--- PROBLEM DETAILS ---
Give the listing below again in full, exactly as written.

(Raw records)
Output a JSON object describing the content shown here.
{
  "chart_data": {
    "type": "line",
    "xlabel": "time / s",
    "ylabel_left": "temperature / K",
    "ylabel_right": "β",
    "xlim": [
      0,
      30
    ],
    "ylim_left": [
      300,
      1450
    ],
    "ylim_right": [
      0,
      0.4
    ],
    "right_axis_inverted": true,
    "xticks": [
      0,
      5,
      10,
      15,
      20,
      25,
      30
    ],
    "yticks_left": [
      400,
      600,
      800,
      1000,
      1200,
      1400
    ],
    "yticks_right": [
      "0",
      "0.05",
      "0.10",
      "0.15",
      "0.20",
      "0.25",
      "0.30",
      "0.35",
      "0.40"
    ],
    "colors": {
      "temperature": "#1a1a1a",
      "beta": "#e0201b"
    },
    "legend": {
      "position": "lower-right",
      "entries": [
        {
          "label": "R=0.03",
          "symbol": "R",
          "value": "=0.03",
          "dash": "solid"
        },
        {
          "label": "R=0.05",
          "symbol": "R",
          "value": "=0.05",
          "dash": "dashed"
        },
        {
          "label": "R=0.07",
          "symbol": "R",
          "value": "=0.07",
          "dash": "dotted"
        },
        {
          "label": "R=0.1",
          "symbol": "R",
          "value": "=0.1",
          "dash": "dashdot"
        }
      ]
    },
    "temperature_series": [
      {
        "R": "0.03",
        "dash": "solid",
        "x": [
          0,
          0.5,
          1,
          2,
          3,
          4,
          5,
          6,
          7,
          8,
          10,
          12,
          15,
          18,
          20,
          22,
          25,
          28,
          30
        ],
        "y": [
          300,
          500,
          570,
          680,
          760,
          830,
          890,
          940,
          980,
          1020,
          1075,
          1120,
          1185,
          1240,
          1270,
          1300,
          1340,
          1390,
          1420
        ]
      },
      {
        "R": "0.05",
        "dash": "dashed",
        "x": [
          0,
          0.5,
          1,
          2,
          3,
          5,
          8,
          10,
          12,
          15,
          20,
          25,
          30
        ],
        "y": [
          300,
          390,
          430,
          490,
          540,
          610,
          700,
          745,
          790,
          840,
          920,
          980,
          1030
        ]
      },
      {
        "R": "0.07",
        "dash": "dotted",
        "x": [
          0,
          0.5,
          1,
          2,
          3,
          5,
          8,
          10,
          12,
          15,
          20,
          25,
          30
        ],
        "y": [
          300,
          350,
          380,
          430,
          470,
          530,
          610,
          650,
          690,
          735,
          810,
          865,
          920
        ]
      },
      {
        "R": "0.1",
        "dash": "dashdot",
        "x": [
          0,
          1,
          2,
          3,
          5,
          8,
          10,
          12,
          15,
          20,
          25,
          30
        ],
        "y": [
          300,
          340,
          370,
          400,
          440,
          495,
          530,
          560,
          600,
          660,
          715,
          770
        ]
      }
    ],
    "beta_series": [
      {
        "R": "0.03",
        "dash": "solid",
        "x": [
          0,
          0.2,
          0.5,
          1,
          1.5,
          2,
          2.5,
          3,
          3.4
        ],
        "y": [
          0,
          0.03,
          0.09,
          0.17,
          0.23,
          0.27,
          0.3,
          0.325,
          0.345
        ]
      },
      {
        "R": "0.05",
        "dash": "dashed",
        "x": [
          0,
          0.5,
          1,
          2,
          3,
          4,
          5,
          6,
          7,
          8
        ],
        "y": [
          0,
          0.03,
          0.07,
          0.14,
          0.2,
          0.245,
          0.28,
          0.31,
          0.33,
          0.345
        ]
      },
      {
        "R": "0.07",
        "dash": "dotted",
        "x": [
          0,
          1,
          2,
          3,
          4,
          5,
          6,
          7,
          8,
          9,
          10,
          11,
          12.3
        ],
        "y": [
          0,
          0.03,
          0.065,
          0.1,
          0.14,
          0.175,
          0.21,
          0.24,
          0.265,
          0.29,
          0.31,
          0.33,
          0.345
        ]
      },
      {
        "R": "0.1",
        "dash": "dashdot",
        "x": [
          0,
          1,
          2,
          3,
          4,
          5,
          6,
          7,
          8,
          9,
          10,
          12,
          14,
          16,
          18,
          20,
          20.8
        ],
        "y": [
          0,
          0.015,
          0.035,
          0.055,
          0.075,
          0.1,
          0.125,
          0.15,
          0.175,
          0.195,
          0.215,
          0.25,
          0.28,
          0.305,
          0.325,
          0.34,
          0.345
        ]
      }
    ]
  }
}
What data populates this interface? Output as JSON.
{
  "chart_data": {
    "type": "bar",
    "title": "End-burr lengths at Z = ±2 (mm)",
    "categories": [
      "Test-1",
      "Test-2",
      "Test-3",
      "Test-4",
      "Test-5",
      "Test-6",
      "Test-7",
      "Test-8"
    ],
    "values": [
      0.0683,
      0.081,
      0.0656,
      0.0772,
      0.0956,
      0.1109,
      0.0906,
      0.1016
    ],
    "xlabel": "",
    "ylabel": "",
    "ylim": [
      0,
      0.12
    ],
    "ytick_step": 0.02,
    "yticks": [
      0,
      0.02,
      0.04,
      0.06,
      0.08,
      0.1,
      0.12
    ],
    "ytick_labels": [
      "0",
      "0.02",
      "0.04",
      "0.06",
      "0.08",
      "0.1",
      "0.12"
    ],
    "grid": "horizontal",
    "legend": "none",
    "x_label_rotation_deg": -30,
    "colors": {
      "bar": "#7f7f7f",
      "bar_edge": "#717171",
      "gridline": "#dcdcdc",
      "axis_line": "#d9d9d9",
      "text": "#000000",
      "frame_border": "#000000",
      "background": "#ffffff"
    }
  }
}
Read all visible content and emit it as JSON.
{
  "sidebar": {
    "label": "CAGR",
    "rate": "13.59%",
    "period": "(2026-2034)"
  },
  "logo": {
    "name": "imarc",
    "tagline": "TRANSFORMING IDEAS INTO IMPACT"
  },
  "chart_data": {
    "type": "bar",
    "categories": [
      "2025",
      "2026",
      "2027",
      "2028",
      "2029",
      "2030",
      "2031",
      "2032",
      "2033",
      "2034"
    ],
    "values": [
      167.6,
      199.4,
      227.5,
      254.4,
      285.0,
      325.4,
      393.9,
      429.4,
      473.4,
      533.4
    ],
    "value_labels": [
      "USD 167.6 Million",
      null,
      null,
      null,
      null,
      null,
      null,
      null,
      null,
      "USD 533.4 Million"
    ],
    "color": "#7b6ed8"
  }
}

--- TASK ANSWER ---
Output a JSON object describing the content shown here.
{
  "chart_data": {
    "type": "line",
    "xlabel": "time / s",
    "ylabel_left": "temperature / K",
    "ylabel_right": "β",
    "xlim": [
      0,
      30
    ],
    "ylim_left": [
      300,
      1450
    ],
    "ylim_right": [
      0,
      0.4
    ],
    "right_axis_inverted": true,
    "xticks": [
      0,
      5,
      10,
      15,
      20,
      25,
      30
    ],
    "yticks_left": [
      400,
      600,
      800,
      1000,
      1200,
      1400
    ],
    "yticks_right": [
      "0",
      "0.05",
      "0.10",
      "0.15",
      "0.20",
      "0.25",
      "0.30",
      "0.35",
      "0.40"
    ],
    "colors": {
      "temperature": "#1a1a1a",
      "beta": "#e0201b"
    },
    "legend": {
      "position": "lower-right",
      "entries": [
        {
          "label": "R=0.03",
          "symbol": "R",
          "value": "=0.03",
          "dash": "solid"
        },
        {
          "label": "R=0.05",
          "symbol": "R",
          "value": "=0.05",
          "dash": "dashed"
        },
        {
          "label": "R=0.07",
          "symbol": "R",
          "value": "=0.07",
          "dash": "dotted"
        },
        {
          "label": "R=0.1",
          "symbol": "R",
          "value": "=0.1",
          "dash": "dashdot"
        }
      ]
    },
    "temperature_series": [
      {
        "R": "0.03",
        "dash": "solid",
        "x": [
          0,
          0.5,
          1,
          2,
          3,
          4,
          5,
          6,
          7,
          8,
          10,
          12,
          15,
          18,
          20,
          22,
          25,
          28,
          30
        ],
        "y": [
          300,
          500,
          570,
          680,
          760,
          830,
          890,
          940,
          980,
          1020,
          1075,
          1120,
          1185,
          1240,
          1270,
          1300,
          1340,
          1390,
          1420
        ]
      },
      {
        "R": "0.05",
        "dash": "dashed",
        "x": [
          0,
          0.5,
          1,
          2,
          3,
          5,
          8,
          10,
          12,
          15,
          20,
          25,
          30
        ],
        "y": [
          300,
          390,
          430,
          490,
          540,
          610,
          700,
          745,
          790,
          840,
          920,
          980,
          1030
        ]
      },
      {
        "R": "0.07",
        "dash": "dotted",
        "x": [
          0,
          0.5,
          1,
          2,
          3,
          5,
          8,
          10,
          12,
          15,
          20,
          25,
          30
        ],
        "y": [
          300,
          350,
          380,
          430,
          470,
          530,
          610,
          650,
          690,
          735,
          810,
          865,
          920
        ]
      },
      {
        "R": "0.1",
        "dash": "dashdot",
        "x": [
          0,
          1,
          2,
          3,
          5,
          8,
          10,
          12,
          15,
          20,
          25,
          30
        ],
        "y": [
          300,
          340,
          370,
          400,
          440,
          495,
          530,
          560,
          600,
          660,
          715,
          770
        ]
      }
    ],
    "beta_series": [
      {
        "R": "0.03",
        "dash": "solid",
        "x": [
          0,
          0.2,
          0.5,
          1,
          1.5,
          2,
          2.5,
          3,
          3.4
        ],
        "y": [
          0,
          0.03,
          0.09,
          0.17,
          0.23,
          0.27,
          0.3,
          0.325,
          0.345
        ]
      },
      {
        "R": "0.05",
        "dash": "dashed",
        "x": [
          0,
          0.5,
          1,
          2,
          3,
          4,
          5,
          6,
          7,
          8
        ],
        "y": [
          0,
          0.03,
          0.07,
          0.14,
          0.2,
          0.245,
          0.28,
          0.31,
          0.33,
          0.345
        ]
      },
      {
        "R": "0.07",
        "dash": "dotted",
        "x": [
          0,
          1,
          2,
          3,
          4,
          5,
          6,
          7,
          8,
          9,
          10,
          11,
          12.3
        ],
        "y": [
          0,
          0.03,
          0.065,
          0.1,
          0.14,
          0.175,
          0.21,
          0.24,
          0.265,
          0.29,
          0.31,
          0.33,
          0.345
        ]
      },
      {
        "R": "0.1",
        "dash": "dashdot",
        "x": [
          0,
          1,
          2,
          3,
          4,
          5,
          6,
          7,
          8,
          9,
          10,
          12,
          14,
          16,
          18,
          20,
          20.8
        ],
        "y": [
          0,
          0.015,
          0.035,
          0.055,
          0.075,
          0.1,
          0.125,
          0.15,
          0.175,
          0.195,
          0.215,
          0.25,
          0.28,
          0.305,
          0.325,
          0.34,
          0.345
        ]
      }
    ]
  }
}
What data populates this interface? Output as JSON.
{
  "chart_data": {
    "type": "bar",
    "title": "End-burr lengths at Z = ±2 (mm)",
    "categories": [
      "Test-1",
      "Test-2",
      "Test-3",
      "Test-4",
      "Test-5",
      "Test-6",
      "Test-7",
      "Test-8"
    ],
    "values": [
      0.0683,
      0.081,
      0.0656,
      0.0772,
      0.0956,
      0.1109,
      0.0906,
      0.1016
    ],
    "xlabel": "",
    "ylabel": "",
    "ylim": [
      0,
      0.12
    ],
    "ytick_step": 0.02,
    "yticks": [
      0,
      0.02,
      0.04,
      0.06,
      0.08,
      0.1,
      0.12
    ],
    "ytick_labels": [
      "0",
      "0.02",
      "0.04",
      "0.06",
      "0.08",
      "0.1",
      "0.12"
    ],
    "grid": "horizontal",
    "legend": "none",
    "x_label_rotation_deg": -30,
    "colors": {
      "bar": "#7f7f7f",
      "bar_edge": "#717171",
      "gridline": "#dcdcdc",
      "axis_line": "#d9d9d9",
      "text": "#000000",
      "frame_border": "#000000",
      "background": "#ffffff"
    }
  }
}
Read all visible content and emit it as JSON.
{
  "sidebar": {
    "label": "CAGR",
    "rate": "13.59%",
    "period": "(2026-2034)"
  },
  "logo": {
    "name": "imarc",
    "tagline": "TRANSFORMING IDEAS INTO IMPACT"
  },
  "chart_data": {
    "type": "bar",
    "categories": [
      "2025",
      "2026",
      "2027",
      "2028",
      "2029",
      "2030",
      "2031",
      "2032",
      "2033",
      "2034"
    ],
    "values": [
      167.6,
      199.4,
      227.5,
      254.4,
      285.0,
      325.4,
      393.9,
      429.4,
      473.4,
      533.4
    ],
    "value_labels": [
      "USD 167.6 Million",
      null,
      null,
      null,
      null,
      null,
      null,
      null,
      null,
      "USD 533.4 Million"
    ],
    "color": "#7b6ed8"
  }
}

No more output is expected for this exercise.